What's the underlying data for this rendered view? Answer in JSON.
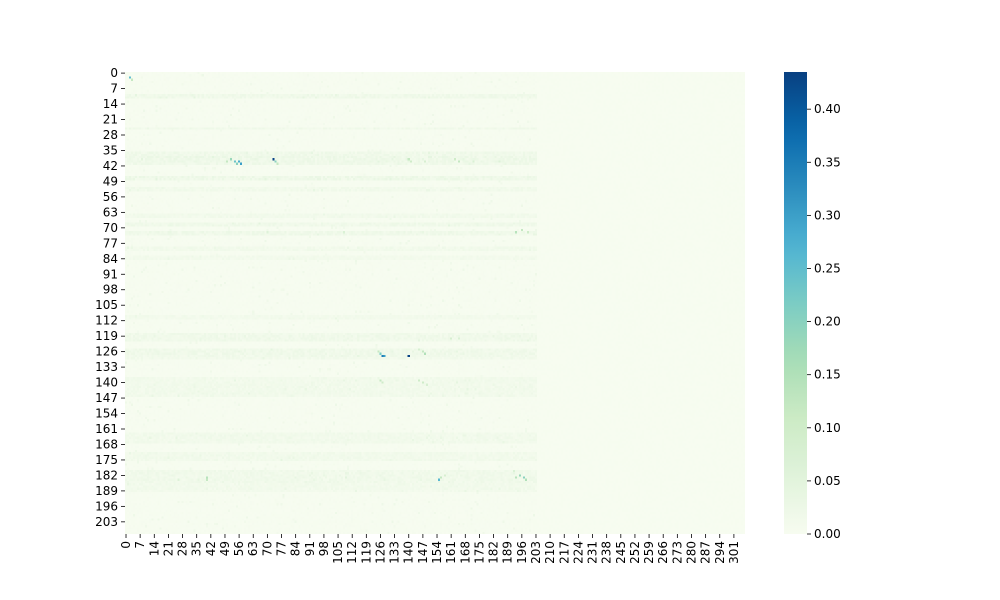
{
  "chart_data": {
    "type": "heatmap",
    "title": "",
    "xlabel": "",
    "ylabel": "",
    "colormap": "GnBu",
    "n_cols": 307,
    "n_rows": 209,
    "x_tick_labels": [
      "0",
      "7",
      "14",
      "21",
      "28",
      "35",
      "42",
      "49",
      "56",
      "63",
      "70",
      "77",
      "84",
      "91",
      "98",
      "105",
      "112",
      "119",
      "126",
      "133",
      "140",
      "147",
      "154",
      "161",
      "168",
      "175",
      "182",
      "189",
      "196",
      "203",
      "210",
      "217",
      "224",
      "231",
      "238",
      "245",
      "252",
      "259",
      "266",
      "273",
      "280",
      "287",
      "294",
      "301"
    ],
    "y_tick_labels": [
      "0",
      "7",
      "14",
      "21",
      "28",
      "35",
      "42",
      "49",
      "56",
      "63",
      "70",
      "77",
      "84",
      "91",
      "98",
      "105",
      "112",
      "119",
      "126",
      "133",
      "140",
      "147",
      "154",
      "161",
      "168",
      "175",
      "182",
      "189",
      "196",
      "203"
    ],
    "colorbar": {
      "range": [
        0,
        0.435
      ],
      "tick_values": [
        0.0,
        0.05,
        0.1,
        0.15,
        0.2,
        0.25,
        0.3,
        0.35,
        0.4
      ],
      "tick_labels": [
        "0.00",
        "0.05",
        "0.10",
        "0.15",
        "0.20",
        "0.25",
        "0.30",
        "0.35",
        "0.40"
      ]
    },
    "background_value": 0.004,
    "active_column_limit": 204,
    "hotspots": [
      {
        "row": 2,
        "col": 2,
        "value": 0.25
      },
      {
        "row": 3,
        "col": 3,
        "value": 0.12
      },
      {
        "row": 39,
        "col": 52,
        "value": 0.18
      },
      {
        "row": 40,
        "col": 54,
        "value": 0.24
      },
      {
        "row": 40,
        "col": 56,
        "value": 0.28
      },
      {
        "row": 41,
        "col": 57,
        "value": 0.3
      },
      {
        "row": 41,
        "col": 55,
        "value": 0.2
      },
      {
        "row": 40,
        "col": 50,
        "value": 0.12
      },
      {
        "row": 39,
        "col": 73,
        "value": 0.43
      },
      {
        "row": 40,
        "col": 74,
        "value": 0.2
      },
      {
        "row": 41,
        "col": 75,
        "value": 0.12
      },
      {
        "row": 39,
        "col": 140,
        "value": 0.12
      },
      {
        "row": 40,
        "col": 141,
        "value": 0.1
      },
      {
        "row": 40,
        "col": 148,
        "value": 0.08
      },
      {
        "row": 40,
        "col": 165,
        "value": 0.12
      },
      {
        "row": 39,
        "col": 163,
        "value": 0.1
      },
      {
        "row": 40,
        "col": 172,
        "value": 0.07
      },
      {
        "row": 40,
        "col": 185,
        "value": 0.06
      },
      {
        "row": 72,
        "col": 193,
        "value": 0.14
      },
      {
        "row": 71,
        "col": 196,
        "value": 0.12
      },
      {
        "row": 72,
        "col": 199,
        "value": 0.1
      },
      {
        "row": 72,
        "col": 70,
        "value": 0.06
      },
      {
        "row": 72,
        "col": 108,
        "value": 0.07
      },
      {
        "row": 127,
        "col": 126,
        "value": 0.22
      },
      {
        "row": 128,
        "col": 127,
        "value": 0.35
      },
      {
        "row": 128,
        "col": 128,
        "value": 0.3
      },
      {
        "row": 126,
        "col": 125,
        "value": 0.12
      },
      {
        "row": 128,
        "col": 140,
        "value": 0.43
      },
      {
        "row": 126,
        "col": 147,
        "value": 0.12
      },
      {
        "row": 127,
        "col": 148,
        "value": 0.15
      },
      {
        "row": 125,
        "col": 145,
        "value": 0.08
      },
      {
        "row": 120,
        "col": 161,
        "value": 0.08
      },
      {
        "row": 120,
        "col": 165,
        "value": 0.07
      },
      {
        "row": 139,
        "col": 126,
        "value": 0.12
      },
      {
        "row": 140,
        "col": 127,
        "value": 0.1
      },
      {
        "row": 139,
        "col": 145,
        "value": 0.1
      },
      {
        "row": 140,
        "col": 147,
        "value": 0.1
      },
      {
        "row": 141,
        "col": 149,
        "value": 0.08
      },
      {
        "row": 184,
        "col": 155,
        "value": 0.26
      },
      {
        "row": 183,
        "col": 156,
        "value": 0.12
      },
      {
        "row": 182,
        "col": 158,
        "value": 0.08
      },
      {
        "row": 183,
        "col": 193,
        "value": 0.14
      },
      {
        "row": 182,
        "col": 195,
        "value": 0.18
      },
      {
        "row": 183,
        "col": 197,
        "value": 0.2
      },
      {
        "row": 184,
        "col": 198,
        "value": 0.15
      },
      {
        "row": 180,
        "col": 192,
        "value": 0.07
      },
      {
        "row": 183,
        "col": 40,
        "value": 0.14
      },
      {
        "row": 184,
        "col": 40,
        "value": 0.12
      },
      {
        "row": 184,
        "col": 26,
        "value": 0.06
      },
      {
        "row": 183,
        "col": 109,
        "value": 0.05
      }
    ],
    "row_bands": [
      {
        "row": 10,
        "value": 0.02
      },
      {
        "row": 11,
        "value": 0.02
      },
      {
        "row": 25,
        "value": 0.018
      },
      {
        "row": 36,
        "value": 0.02
      },
      {
        "row": 37,
        "value": 0.02
      },
      {
        "row": 38,
        "value": 0.025
      },
      {
        "row": 39,
        "value": 0.025
      },
      {
        "row": 40,
        "value": 0.025
      },
      {
        "row": 41,
        "value": 0.02
      },
      {
        "row": 47,
        "value": 0.025
      },
      {
        "row": 48,
        "value": 0.025
      },
      {
        "row": 52,
        "value": 0.015
      },
      {
        "row": 53,
        "value": 0.015
      },
      {
        "row": 64,
        "value": 0.015
      },
      {
        "row": 65,
        "value": 0.015
      },
      {
        "row": 68,
        "value": 0.02
      },
      {
        "row": 69,
        "value": 0.02
      },
      {
        "row": 72,
        "value": 0.022
      },
      {
        "row": 73,
        "value": 0.02
      },
      {
        "row": 79,
        "value": 0.015
      },
      {
        "row": 80,
        "value": 0.015
      },
      {
        "row": 83,
        "value": 0.012
      },
      {
        "row": 84,
        "value": 0.012
      },
      {
        "row": 110,
        "value": 0.012
      },
      {
        "row": 111,
        "value": 0.012
      },
      {
        "row": 118,
        "value": 0.018
      },
      {
        "row": 119,
        "value": 0.02
      },
      {
        "row": 120,
        "value": 0.02
      },
      {
        "row": 121,
        "value": 0.02
      },
      {
        "row": 125,
        "value": 0.02
      },
      {
        "row": 126,
        "value": 0.02
      },
      {
        "row": 127,
        "value": 0.02
      },
      {
        "row": 128,
        "value": 0.018
      },
      {
        "row": 129,
        "value": 0.015
      },
      {
        "row": 138,
        "value": 0.015
      },
      {
        "row": 139,
        "value": 0.015
      },
      {
        "row": 140,
        "value": 0.015
      },
      {
        "row": 141,
        "value": 0.015
      },
      {
        "row": 142,
        "value": 0.015
      },
      {
        "row": 143,
        "value": 0.015
      },
      {
        "row": 144,
        "value": 0.015
      },
      {
        "row": 145,
        "value": 0.015
      },
      {
        "row": 146,
        "value": 0.015
      },
      {
        "row": 163,
        "value": 0.015
      },
      {
        "row": 164,
        "value": 0.015
      },
      {
        "row": 165,
        "value": 0.015
      },
      {
        "row": 166,
        "value": 0.015
      },
      {
        "row": 167,
        "value": 0.015
      },
      {
        "row": 172,
        "value": 0.015
      },
      {
        "row": 173,
        "value": 0.015
      },
      {
        "row": 174,
        "value": 0.015
      },
      {
        "row": 175,
        "value": 0.015
      },
      {
        "row": 180,
        "value": 0.018
      },
      {
        "row": 181,
        "value": 0.018
      },
      {
        "row": 182,
        "value": 0.018
      },
      {
        "row": 183,
        "value": 0.018
      },
      {
        "row": 184,
        "value": 0.018
      },
      {
        "row": 185,
        "value": 0.018
      },
      {
        "row": 186,
        "value": 0.015
      },
      {
        "row": 187,
        "value": 0.015
      },
      {
        "row": 188,
        "value": 0.015
      },
      {
        "row": 189,
        "value": 0.012
      }
    ]
  }
}
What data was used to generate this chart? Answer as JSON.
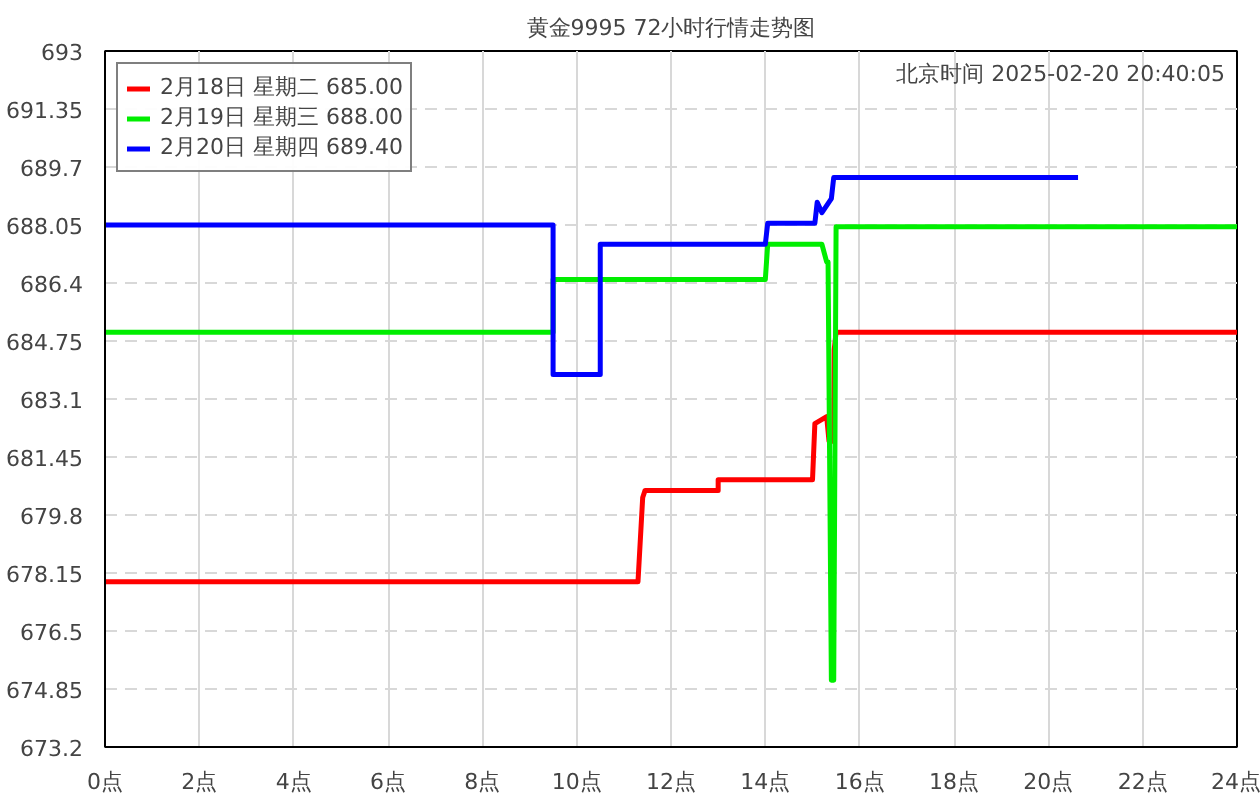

======

WHAT THE TASK ASKS
Count every line in the data where the string "Answer" occurs. Give nothing except the number.

EXERCISE RESPONSE
2